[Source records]
───

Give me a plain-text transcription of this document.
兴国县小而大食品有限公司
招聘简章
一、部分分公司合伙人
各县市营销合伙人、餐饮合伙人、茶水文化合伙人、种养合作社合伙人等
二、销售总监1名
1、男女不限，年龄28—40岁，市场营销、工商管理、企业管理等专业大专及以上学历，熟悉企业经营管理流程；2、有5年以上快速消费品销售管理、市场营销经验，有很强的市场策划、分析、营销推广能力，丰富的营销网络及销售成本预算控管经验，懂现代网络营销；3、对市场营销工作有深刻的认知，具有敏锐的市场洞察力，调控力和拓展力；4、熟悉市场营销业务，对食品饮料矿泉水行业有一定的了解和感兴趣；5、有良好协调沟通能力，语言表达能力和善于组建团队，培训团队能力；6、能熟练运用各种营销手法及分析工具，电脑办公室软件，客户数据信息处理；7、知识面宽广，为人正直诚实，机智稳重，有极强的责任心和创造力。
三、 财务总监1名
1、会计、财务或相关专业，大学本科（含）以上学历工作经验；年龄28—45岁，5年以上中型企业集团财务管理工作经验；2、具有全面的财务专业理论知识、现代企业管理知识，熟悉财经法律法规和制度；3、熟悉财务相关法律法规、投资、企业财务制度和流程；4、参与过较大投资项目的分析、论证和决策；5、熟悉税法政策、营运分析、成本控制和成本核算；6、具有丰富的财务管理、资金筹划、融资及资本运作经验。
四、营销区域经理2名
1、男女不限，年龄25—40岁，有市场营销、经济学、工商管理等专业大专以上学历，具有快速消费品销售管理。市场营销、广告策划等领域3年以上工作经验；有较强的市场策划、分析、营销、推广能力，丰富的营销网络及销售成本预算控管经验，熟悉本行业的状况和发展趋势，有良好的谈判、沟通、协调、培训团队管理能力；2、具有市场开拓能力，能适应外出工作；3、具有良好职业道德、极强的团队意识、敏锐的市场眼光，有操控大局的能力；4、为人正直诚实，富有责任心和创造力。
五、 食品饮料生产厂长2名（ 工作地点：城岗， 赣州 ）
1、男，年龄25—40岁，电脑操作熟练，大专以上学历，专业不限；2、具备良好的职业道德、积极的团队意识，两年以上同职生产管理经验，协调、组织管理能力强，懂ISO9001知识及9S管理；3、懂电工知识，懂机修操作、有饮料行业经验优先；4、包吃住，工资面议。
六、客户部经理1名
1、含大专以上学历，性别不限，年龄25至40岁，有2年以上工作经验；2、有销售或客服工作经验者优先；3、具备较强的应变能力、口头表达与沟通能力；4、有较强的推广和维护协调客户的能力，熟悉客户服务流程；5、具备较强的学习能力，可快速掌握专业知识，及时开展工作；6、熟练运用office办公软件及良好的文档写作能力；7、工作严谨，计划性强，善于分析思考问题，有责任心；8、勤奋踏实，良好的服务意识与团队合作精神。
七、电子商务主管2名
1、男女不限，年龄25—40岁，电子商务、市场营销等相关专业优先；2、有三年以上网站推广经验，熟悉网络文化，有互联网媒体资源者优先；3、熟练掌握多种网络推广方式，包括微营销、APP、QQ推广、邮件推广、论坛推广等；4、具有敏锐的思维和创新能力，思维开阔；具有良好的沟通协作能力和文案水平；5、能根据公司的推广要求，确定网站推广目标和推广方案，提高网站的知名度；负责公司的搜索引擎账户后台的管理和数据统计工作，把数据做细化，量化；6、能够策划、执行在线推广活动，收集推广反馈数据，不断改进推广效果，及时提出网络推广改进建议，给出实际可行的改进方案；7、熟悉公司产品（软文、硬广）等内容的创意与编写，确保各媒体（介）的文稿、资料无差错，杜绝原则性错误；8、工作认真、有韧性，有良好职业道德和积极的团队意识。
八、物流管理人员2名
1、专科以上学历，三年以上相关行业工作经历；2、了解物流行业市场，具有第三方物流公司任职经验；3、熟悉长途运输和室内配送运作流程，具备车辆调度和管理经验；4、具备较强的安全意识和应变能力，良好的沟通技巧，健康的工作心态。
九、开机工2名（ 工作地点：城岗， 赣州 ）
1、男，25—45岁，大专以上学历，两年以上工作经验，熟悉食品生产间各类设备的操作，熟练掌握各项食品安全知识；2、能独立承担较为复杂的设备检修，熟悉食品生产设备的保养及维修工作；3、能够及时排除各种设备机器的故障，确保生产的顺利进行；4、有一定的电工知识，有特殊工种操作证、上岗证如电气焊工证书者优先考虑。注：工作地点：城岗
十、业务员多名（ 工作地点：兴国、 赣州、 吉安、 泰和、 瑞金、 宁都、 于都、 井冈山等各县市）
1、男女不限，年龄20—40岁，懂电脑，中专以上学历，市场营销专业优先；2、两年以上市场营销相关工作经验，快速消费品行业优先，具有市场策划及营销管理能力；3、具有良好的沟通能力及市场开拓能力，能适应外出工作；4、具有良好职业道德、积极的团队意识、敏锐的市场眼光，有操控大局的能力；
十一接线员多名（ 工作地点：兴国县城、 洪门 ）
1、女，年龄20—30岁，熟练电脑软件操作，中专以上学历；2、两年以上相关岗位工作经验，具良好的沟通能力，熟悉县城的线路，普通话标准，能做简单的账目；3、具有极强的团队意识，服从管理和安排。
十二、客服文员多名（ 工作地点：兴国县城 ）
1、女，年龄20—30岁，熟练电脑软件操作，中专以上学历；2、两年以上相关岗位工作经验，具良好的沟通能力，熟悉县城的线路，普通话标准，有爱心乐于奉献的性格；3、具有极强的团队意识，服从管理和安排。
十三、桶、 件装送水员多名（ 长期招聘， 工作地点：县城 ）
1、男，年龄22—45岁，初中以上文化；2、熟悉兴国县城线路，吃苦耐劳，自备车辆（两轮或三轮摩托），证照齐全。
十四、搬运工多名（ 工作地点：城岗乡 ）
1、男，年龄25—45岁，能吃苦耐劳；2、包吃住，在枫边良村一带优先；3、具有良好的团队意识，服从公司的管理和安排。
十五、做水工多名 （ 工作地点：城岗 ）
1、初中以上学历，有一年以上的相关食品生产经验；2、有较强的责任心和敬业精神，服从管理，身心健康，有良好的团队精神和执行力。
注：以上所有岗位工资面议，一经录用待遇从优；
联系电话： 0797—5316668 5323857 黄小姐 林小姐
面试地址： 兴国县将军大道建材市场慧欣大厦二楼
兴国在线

───

OBJECTIVE — Select all lines with the word "普通话标准" from the entries above.

TASK ANSWER —
1、女，年龄20—30岁，熟练电脑软件操作，中专以上学历；2、两年以上相关岗位工作经验，具良好的沟通能力，熟悉县城的线路，普通话标准，能做简单的账目；3、具有极强的团队意识，服从管理和安排。
1、女，年龄20—30岁，熟练电脑软件操作，中专以上学历；2、两年以上相关岗位工作经验，具良好的沟通能力，熟悉县城的线路，普通话标准，有爱心乐于奉献的性格；3、具有极强的团队意识，服从管理和安排。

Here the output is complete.